TO BE DONE: Extract every entry word for word. Skip the pictures.

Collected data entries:
-- BEGIN --
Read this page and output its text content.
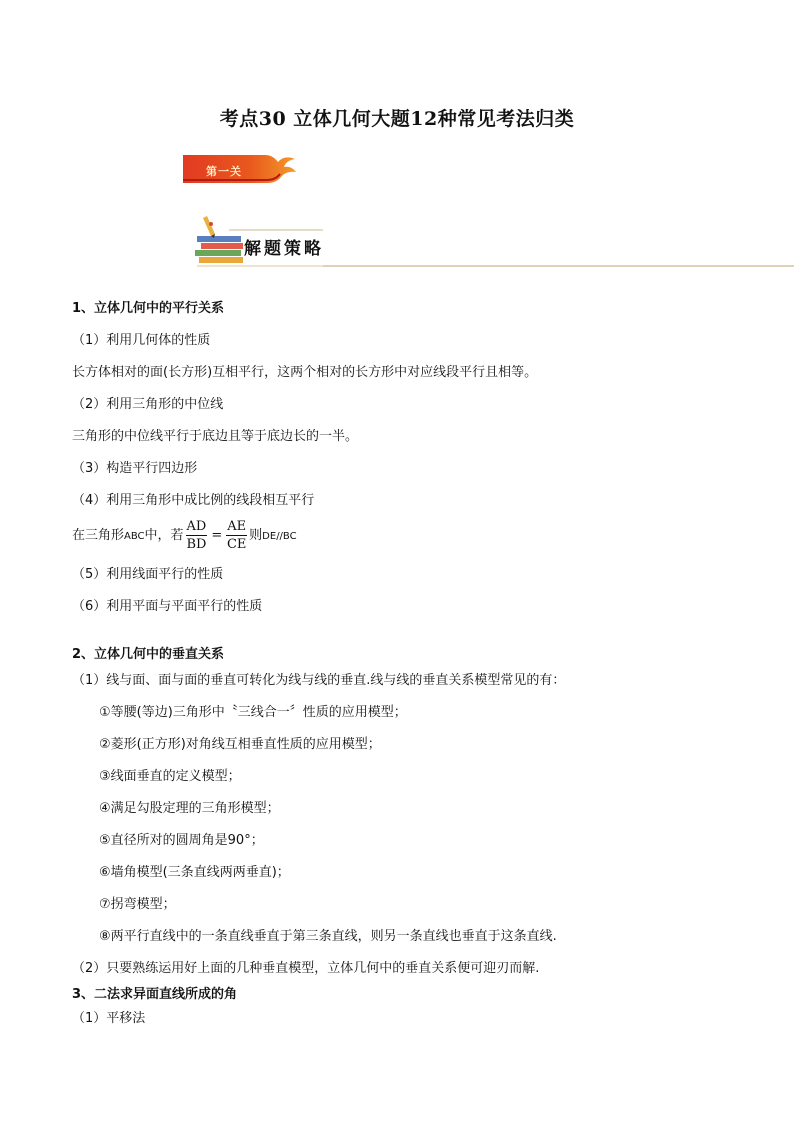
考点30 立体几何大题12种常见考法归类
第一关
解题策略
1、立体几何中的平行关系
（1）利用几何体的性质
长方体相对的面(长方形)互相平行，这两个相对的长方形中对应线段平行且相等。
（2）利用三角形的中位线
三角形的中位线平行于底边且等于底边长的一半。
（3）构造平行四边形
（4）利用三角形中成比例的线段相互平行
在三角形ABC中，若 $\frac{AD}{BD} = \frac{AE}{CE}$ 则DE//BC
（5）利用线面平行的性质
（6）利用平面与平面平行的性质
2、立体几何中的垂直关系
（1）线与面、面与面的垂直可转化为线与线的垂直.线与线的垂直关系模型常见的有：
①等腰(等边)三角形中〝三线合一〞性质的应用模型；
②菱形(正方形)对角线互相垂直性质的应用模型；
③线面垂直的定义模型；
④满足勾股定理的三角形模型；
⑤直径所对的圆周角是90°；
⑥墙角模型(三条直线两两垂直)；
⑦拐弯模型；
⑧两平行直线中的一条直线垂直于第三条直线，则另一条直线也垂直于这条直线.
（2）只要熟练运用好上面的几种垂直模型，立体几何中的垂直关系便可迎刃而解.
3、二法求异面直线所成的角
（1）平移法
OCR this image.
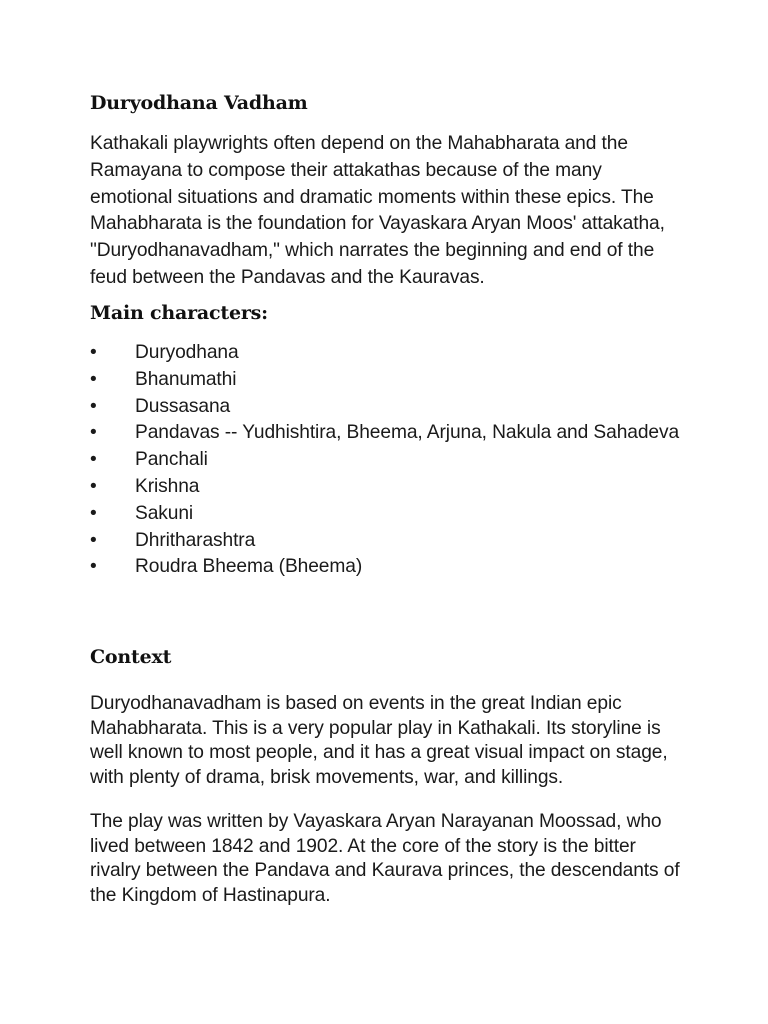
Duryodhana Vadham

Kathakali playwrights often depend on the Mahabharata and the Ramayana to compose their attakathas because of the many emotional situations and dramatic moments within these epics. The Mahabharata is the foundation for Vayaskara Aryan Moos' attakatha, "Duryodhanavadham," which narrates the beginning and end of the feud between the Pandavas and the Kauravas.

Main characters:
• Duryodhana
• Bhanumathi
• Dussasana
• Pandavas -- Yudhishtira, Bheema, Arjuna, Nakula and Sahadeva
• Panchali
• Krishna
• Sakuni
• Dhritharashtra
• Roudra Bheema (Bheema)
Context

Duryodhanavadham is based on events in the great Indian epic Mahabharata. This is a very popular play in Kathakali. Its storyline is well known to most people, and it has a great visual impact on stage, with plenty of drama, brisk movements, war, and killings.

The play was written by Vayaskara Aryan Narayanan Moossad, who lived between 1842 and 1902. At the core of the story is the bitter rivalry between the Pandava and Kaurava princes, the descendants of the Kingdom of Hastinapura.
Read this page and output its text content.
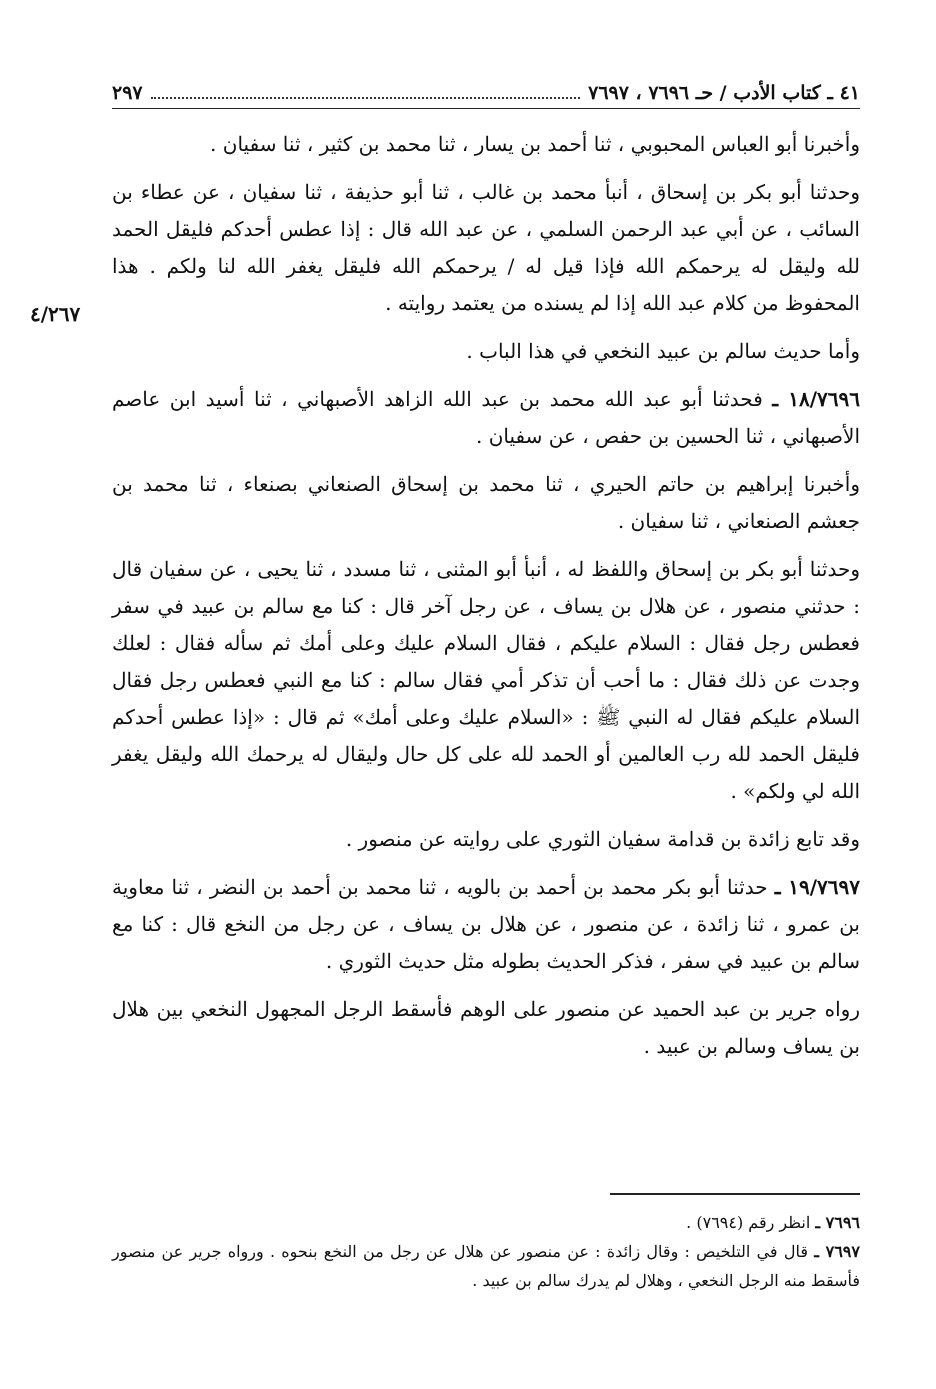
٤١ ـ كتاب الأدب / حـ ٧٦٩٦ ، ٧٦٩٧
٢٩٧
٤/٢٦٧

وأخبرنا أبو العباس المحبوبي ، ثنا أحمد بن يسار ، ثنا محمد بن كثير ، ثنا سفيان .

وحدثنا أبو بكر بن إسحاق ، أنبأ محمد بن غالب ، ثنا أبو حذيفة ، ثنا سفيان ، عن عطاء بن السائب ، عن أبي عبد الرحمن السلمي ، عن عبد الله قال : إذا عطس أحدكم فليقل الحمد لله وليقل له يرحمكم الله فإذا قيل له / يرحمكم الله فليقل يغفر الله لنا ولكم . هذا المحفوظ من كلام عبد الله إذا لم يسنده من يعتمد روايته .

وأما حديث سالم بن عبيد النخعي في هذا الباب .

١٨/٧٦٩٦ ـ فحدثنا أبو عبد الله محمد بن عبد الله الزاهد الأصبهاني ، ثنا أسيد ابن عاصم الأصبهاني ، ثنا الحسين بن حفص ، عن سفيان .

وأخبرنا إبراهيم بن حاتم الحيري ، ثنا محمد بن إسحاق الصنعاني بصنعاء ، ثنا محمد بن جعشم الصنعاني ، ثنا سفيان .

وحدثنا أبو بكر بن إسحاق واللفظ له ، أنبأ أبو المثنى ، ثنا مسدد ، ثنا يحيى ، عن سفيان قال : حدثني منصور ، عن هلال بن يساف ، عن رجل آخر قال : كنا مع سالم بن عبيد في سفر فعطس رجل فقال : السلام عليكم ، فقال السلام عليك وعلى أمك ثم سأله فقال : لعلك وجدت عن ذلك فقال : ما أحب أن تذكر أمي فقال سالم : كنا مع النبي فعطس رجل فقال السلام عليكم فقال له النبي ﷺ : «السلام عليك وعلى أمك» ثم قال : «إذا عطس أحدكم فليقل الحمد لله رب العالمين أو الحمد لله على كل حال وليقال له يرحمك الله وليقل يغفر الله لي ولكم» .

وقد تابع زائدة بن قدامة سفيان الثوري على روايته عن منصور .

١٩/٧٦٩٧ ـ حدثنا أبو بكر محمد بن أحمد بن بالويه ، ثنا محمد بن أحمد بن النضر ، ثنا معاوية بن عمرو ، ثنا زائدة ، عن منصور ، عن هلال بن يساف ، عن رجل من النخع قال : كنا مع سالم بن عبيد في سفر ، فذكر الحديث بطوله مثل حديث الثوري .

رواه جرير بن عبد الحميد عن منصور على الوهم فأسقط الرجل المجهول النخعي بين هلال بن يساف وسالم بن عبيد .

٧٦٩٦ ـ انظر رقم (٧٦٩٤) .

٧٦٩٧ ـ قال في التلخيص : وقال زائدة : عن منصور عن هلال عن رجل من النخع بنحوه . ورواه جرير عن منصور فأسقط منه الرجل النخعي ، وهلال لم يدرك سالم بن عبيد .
-- END --
EXERCISE OUTPUT:
Read this page and output its text content.
考点30 立体几何大题12种常见考法归类
第一关
解题策略
1、立体几何中的平行关系
（1）利用几何体的性质
长方体相对的面(长方形)互相平行，这两个相对的长方形中对应线段平行且相等。
（2）利用三角形的中位线
三角形的中位线平行于底边且等于底边长的一半。
（3）构造平行四边形
（4）利用三角形中成比例的线段相互平行
在三角形ABC中，若 $\frac{AD}{BD} = \frac{AE}{CE}$ 则DE//BC
（5）利用线面平行的性质
（6）利用平面与平面平行的性质
2、立体几何中的垂直关系
（1）线与面、面与面的垂直可转化为线与线的垂直.线与线的垂直关系模型常见的有：
①等腰(等边)三角形中〝三线合一〞性质的应用模型；
②菱形(正方形)对角线互相垂直性质的应用模型；
③线面垂直的定义模型；
④满足勾股定理的三角形模型；
⑤直径所对的圆周角是90°；
⑥墙角模型(三条直线两两垂直)；
⑦拐弯模型；
⑧两平行直线中的一条直线垂直于第三条直线，则另一条直线也垂直于这条直线.
（2）只要熟练运用好上面的几种垂直模型，立体几何中的垂直关系便可迎刃而解.
3、二法求异面直线所成的角
（1）平移法
OCR this image.
Duryodhana Vadham

Kathakali playwrights often depend on the Mahabharata and the Ramayana to compose their attakathas because of the many emotional situations and dramatic moments within these epics. The Mahabharata is the foundation for Vayaskara Aryan Moos' attakatha, "Duryodhanavadham," which narrates the beginning and end of the feud between the Pandavas and the Kauravas.

Main characters:
• Duryodhana
• Bhanumathi
• Dussasana
• Pandavas -- Yudhishtira, Bheema, Arjuna, Nakula and Sahadeva
• Panchali
• Krishna
• Sakuni
• Dhritharashtra
• Roudra Bheema (Bheema)
Context

Duryodhanavadham is based on events in the great Indian epic Mahabharata. This is a very popular play in Kathakali. Its storyline is well known to most people, and it has a great visual impact on stage, with plenty of drama, brisk movements, war, and killings.

The play was written by Vayaskara Aryan Narayanan Moossad, who lived between 1842 and 1902. At the core of the story is the bitter rivalry between the Pandava and Kaurava princes, the descendants of the Kingdom of Hastinapura.
Read this page and output its text content.
٤١ ـ كتاب الأدب / حـ ٧٦٩٦ ، ٧٦٩٧
٢٩٧
٤/٢٦٧

وأخبرنا أبو العباس المحبوبي ، ثنا أحمد بن يسار ، ثنا محمد بن كثير ، ثنا سفيان .

وحدثنا أبو بكر بن إسحاق ، أنبأ محمد بن غالب ، ثنا أبو حذيفة ، ثنا سفيان ، عن عطاء بن السائب ، عن أبي عبد الرحمن السلمي ، عن عبد الله قال : إذا عطس أحدكم فليقل الحمد لله وليقل له يرحمكم الله فإذا قيل له / يرحمكم الله فليقل يغفر الله لنا ولكم . هذا المحفوظ من كلام عبد الله إذا لم يسنده من يعتمد روايته .

وأما حديث سالم بن عبيد النخعي في هذا الباب .

١٨/٧٦٩٦ ـ فحدثنا أبو عبد الله محمد بن عبد الله الزاهد الأصبهاني ، ثنا أسيد ابن عاصم الأصبهاني ، ثنا الحسين بن حفص ، عن سفيان .

وأخبرنا إبراهيم بن حاتم الحيري ، ثنا محمد بن إسحاق الصنعاني بصنعاء ، ثنا محمد بن جعشم الصنعاني ، ثنا سفيان .

وحدثنا أبو بكر بن إسحاق واللفظ له ، أنبأ أبو المثنى ، ثنا مسدد ، ثنا يحيى ، عن سفيان قال : حدثني منصور ، عن هلال بن يساف ، عن رجل آخر قال : كنا مع سالم بن عبيد في سفر فعطس رجل فقال : السلام عليكم ، فقال السلام عليك وعلى أمك ثم سأله فقال : لعلك وجدت عن ذلك فقال : ما أحب أن تذكر أمي فقال سالم : كنا مع النبي فعطس رجل فقال السلام عليكم فقال له النبي ﷺ : «السلام عليك وعلى أمك» ثم قال : «إذا عطس أحدكم فليقل الحمد لله رب العالمين أو الحمد لله على كل حال وليقال له يرحمك الله وليقل يغفر الله لي ولكم» .

وقد تابع زائدة بن قدامة سفيان الثوري على روايته عن منصور .

١٩/٧٦٩٧ ـ حدثنا أبو بكر محمد بن أحمد بن بالويه ، ثنا محمد بن أحمد بن النضر ، ثنا معاوية بن عمرو ، ثنا زائدة ، عن منصور ، عن هلال بن يساف ، عن رجل من النخع قال : كنا مع سالم بن عبيد في سفر ، فذكر الحديث بطوله مثل حديث الثوري .

رواه جرير بن عبد الحميد عن منصور على الوهم فأسقط الرجل المجهول النخعي بين هلال بن يساف وسالم بن عبيد .

٧٦٩٦ ـ انظر رقم (٧٦٩٤) .

٧٦٩٧ ـ قال في التلخيص : وقال زائدة : عن منصور عن هلال عن رجل من النخع بنحوه . ورواه جرير عن منصور فأسقط منه الرجل النخعي ، وهلال لم يدرك سالم بن عبيد .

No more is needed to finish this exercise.